**Aim**
Collect all lines containing the word "suits" from the data.

[Extracted data entries]
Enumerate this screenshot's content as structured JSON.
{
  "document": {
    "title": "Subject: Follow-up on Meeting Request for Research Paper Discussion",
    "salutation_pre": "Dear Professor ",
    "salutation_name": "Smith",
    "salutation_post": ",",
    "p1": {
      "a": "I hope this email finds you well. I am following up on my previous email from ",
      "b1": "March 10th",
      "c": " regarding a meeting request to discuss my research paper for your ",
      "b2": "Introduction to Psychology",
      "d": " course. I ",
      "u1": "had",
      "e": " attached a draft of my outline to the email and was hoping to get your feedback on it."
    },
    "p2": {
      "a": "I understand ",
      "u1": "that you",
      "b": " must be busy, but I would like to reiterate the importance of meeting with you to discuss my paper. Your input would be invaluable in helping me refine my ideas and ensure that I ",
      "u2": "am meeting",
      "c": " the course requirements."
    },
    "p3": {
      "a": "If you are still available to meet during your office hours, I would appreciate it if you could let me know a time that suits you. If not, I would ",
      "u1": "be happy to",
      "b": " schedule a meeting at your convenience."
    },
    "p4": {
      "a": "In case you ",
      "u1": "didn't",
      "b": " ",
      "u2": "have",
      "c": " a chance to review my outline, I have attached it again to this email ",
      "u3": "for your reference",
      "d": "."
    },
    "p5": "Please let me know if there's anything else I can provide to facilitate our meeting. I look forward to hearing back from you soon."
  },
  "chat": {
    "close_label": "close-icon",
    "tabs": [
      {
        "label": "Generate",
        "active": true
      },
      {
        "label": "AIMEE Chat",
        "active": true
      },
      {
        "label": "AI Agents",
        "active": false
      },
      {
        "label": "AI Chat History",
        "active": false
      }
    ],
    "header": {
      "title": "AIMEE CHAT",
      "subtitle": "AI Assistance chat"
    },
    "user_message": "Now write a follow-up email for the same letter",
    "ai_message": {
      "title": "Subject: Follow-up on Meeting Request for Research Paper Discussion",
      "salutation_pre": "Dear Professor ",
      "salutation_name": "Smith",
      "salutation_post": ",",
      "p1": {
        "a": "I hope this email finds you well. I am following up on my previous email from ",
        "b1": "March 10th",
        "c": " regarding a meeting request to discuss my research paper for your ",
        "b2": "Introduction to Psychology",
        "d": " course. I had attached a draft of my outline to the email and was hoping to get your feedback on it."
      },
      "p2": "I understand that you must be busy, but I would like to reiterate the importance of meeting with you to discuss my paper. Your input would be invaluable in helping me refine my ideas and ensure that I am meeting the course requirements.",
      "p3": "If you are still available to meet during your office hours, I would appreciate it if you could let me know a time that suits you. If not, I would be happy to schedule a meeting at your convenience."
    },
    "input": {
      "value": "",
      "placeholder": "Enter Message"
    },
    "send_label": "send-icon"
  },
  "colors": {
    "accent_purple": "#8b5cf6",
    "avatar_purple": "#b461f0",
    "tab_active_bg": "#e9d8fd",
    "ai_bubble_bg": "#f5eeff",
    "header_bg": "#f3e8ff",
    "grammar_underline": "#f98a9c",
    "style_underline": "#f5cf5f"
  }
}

**Expected answer**
      "a": "If you are still available to meet during your office hours, I would appreciate it if you could let me know a time that suits you. If not, I would ",
      "p3": "If you are still available to meet during your office hours, I would appreciate it if you could let me know a time that suits you. If not, I would be happy to schedule a meeting at your convenience."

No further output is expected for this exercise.